課題概要: 以下に掲げる、元警部補による捜査情報漏えい事件の判決記事を、最後の文の後から書き継いでください。

国内最大規模のスカウトグループ「ナチュラル」に捜査情報を漏えいしたとして、地方公務員法(守秘義務)違反罪に問われた元警視庁暴力団対策課警部補、神保大輔被告(44)の判決が25日、東京地裁であった。寺尾亮裁判官は懲役1年6月、執行猶予3年(求刑懲役1年6月)を言い渡した。
寺尾裁判官は判決で、高度な秘密性を有する捜査情報の漏えいは「警察官の職務の公正に対する社会の信頼を大きく損なう」と指摘。ナチュラルが大規模かつ違法なスカウト組織であることから、社会的影響の大きさは看過できず、職場での待遇に不満があったなどとする神保被告の供述を踏まえても「厳しい非難は免れない」とした。

元データ:
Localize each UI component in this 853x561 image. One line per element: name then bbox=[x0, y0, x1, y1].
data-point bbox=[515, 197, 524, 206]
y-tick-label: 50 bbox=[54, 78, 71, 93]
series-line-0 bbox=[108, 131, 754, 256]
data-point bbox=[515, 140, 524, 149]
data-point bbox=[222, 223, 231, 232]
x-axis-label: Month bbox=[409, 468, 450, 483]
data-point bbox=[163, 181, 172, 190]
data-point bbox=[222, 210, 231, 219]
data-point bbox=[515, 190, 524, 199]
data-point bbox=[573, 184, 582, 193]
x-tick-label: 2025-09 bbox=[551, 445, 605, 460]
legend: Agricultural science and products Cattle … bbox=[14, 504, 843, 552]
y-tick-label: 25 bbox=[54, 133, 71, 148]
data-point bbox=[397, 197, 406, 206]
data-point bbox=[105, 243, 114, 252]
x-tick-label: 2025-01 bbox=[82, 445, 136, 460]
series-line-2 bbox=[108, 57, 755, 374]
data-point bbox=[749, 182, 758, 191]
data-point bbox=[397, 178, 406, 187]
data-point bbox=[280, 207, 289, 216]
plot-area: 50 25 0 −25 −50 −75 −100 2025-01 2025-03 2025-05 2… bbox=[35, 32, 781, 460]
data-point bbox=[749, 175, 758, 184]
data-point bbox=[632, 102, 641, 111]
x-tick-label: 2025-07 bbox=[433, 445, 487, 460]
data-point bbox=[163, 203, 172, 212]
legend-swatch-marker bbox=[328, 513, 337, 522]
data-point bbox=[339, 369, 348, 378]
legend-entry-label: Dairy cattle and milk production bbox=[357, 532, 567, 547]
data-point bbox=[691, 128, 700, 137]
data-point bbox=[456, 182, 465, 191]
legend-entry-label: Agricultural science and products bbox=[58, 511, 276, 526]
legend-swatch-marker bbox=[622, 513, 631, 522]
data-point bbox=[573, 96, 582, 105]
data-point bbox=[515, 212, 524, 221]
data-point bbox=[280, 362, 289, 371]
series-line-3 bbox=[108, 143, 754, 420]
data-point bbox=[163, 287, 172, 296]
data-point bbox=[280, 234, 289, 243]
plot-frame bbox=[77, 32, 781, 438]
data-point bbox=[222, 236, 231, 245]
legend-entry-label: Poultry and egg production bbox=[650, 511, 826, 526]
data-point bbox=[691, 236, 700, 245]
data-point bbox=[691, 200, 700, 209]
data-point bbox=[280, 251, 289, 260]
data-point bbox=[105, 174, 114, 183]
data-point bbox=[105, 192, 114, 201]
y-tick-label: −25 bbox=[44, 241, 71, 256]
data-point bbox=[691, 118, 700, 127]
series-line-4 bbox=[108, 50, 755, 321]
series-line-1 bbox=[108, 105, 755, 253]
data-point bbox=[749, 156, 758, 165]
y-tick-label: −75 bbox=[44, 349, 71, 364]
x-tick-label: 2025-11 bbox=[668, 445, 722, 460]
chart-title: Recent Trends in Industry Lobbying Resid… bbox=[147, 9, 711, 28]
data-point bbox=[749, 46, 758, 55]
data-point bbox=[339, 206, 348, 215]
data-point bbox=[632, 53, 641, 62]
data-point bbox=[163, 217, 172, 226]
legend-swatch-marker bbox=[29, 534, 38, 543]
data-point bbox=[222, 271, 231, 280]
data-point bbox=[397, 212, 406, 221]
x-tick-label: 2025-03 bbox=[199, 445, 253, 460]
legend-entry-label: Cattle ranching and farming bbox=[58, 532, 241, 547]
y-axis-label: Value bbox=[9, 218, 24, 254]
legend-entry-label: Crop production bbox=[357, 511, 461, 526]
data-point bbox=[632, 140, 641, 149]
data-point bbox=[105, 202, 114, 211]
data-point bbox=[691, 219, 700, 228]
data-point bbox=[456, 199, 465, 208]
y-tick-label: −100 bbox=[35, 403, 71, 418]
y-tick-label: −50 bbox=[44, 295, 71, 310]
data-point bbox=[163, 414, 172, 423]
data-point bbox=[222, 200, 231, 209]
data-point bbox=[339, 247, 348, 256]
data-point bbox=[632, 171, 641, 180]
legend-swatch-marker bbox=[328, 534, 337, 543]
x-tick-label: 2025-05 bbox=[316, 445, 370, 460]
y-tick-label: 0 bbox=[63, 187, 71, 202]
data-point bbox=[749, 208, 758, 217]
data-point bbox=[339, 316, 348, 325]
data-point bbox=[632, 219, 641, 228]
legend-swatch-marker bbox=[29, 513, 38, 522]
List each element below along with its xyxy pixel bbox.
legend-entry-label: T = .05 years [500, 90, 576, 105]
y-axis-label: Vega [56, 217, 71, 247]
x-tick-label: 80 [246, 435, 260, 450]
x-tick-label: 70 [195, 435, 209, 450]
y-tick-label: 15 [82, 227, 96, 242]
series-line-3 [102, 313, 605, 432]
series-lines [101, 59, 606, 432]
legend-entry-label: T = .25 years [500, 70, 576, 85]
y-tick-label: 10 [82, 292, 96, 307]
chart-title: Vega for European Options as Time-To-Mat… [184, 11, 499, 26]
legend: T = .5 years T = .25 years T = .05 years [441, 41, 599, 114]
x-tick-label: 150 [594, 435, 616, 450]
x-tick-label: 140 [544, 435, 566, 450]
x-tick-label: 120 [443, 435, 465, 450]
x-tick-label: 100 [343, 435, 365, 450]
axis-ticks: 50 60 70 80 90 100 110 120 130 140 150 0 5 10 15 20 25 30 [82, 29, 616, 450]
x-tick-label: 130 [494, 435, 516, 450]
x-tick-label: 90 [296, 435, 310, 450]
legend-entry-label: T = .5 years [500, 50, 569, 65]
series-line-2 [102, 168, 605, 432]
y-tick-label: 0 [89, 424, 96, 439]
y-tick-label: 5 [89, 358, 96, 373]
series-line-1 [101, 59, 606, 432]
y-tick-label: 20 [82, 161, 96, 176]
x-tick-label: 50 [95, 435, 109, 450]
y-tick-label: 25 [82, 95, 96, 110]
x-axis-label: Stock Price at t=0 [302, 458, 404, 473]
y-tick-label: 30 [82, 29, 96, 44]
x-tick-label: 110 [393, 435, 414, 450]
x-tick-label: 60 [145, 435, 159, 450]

解答:
一方、神保被告が反省の態度を示し、ナチュラルとの関係を断ち切ると約束していることなどから執行猶予を付けた。
これまでの公判で、神保被告は動機について「上司のパワハラや、捜査から外されて自暴自棄になった」と説明し、金品の見返りは一切ないと強調していた。
判決によると、神保被告は昨年4~5月と同7月、警視庁がナチュラルの関係先に設置した捜査用カメラに関する情報などを漏えいした。
警視庁は「事案を重く受け止め、引き続き再発防止に取り組む」とのコメントを出した。